= Try it =
Scan the entries below for the word "erscheint". Copy out every line in which it occurs.

*-*-*

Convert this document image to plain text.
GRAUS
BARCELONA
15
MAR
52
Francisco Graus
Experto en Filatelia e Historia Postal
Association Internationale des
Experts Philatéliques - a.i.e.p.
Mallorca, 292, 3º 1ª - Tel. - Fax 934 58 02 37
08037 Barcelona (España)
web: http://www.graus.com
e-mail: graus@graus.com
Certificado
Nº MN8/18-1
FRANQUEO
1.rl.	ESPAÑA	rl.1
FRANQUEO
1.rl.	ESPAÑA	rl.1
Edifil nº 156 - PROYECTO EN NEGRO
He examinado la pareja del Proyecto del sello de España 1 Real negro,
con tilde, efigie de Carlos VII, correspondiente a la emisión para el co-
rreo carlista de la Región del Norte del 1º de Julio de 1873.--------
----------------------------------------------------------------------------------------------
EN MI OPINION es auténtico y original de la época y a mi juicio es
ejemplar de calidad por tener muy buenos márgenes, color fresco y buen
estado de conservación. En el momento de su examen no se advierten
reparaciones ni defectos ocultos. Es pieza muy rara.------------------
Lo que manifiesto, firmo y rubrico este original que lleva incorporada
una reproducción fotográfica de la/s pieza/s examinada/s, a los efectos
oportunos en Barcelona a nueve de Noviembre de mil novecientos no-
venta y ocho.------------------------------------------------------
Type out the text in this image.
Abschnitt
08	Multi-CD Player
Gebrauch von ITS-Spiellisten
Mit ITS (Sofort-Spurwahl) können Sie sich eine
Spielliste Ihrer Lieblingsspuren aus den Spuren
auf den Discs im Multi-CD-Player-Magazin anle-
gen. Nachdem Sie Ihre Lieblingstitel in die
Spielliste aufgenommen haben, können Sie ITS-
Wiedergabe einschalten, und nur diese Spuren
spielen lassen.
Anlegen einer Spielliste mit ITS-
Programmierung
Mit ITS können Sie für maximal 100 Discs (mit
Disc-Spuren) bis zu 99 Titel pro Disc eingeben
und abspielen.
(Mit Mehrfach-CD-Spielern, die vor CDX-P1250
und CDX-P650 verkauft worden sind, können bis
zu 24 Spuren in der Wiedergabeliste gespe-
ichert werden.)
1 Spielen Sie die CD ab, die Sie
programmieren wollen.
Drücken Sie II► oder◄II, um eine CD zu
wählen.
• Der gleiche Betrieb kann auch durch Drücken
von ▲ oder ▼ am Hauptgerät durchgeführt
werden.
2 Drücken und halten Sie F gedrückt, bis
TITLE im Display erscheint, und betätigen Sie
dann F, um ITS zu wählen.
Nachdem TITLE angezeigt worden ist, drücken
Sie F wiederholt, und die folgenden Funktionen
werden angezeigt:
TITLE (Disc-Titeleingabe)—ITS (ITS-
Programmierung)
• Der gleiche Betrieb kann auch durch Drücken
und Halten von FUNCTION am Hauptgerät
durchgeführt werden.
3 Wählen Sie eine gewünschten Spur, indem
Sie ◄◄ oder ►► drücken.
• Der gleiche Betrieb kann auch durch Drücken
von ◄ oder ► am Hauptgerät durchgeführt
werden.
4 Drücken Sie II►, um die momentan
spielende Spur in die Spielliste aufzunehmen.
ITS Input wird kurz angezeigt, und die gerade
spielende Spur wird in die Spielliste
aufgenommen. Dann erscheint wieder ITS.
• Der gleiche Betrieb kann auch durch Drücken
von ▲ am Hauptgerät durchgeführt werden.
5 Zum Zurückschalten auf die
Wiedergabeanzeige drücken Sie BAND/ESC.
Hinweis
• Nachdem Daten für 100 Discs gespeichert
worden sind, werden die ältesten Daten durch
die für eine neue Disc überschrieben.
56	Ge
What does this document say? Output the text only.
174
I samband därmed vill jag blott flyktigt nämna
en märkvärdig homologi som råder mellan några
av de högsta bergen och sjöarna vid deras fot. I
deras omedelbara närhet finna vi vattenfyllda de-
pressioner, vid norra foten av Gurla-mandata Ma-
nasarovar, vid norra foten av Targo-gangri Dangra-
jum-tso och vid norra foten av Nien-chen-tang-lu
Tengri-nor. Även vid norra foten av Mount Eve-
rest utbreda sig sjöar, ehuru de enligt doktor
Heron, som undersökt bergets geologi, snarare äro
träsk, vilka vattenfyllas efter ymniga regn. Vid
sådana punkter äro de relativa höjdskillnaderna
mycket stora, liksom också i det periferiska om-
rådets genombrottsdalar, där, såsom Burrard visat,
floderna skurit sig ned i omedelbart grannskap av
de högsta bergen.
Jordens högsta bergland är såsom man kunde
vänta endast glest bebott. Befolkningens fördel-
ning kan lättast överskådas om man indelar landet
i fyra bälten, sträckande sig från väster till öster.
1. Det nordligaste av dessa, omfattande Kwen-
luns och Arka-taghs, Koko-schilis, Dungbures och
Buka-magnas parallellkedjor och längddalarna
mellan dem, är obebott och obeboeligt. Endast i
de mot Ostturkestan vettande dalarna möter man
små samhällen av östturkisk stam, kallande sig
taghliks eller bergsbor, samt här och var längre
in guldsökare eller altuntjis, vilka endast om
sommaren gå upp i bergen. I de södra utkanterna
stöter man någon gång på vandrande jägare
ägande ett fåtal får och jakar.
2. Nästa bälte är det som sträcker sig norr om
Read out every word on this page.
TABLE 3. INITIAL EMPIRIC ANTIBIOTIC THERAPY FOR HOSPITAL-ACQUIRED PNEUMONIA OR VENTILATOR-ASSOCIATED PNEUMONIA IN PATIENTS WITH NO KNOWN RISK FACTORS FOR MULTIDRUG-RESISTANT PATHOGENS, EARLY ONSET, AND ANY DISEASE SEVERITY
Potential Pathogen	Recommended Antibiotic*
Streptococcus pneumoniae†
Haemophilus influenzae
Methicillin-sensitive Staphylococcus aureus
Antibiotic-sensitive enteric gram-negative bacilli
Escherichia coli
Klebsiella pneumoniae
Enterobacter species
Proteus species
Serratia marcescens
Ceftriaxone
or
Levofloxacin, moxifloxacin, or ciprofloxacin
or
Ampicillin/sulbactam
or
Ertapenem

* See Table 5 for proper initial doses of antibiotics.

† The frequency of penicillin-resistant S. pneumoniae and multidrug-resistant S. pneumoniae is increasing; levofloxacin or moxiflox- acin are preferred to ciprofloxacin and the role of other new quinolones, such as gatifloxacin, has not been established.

*-*-*

= Result of this task =
TITLE im Display erscheint, und betätigen Sie
aufgenommen. Dann erscheint wieder ITS.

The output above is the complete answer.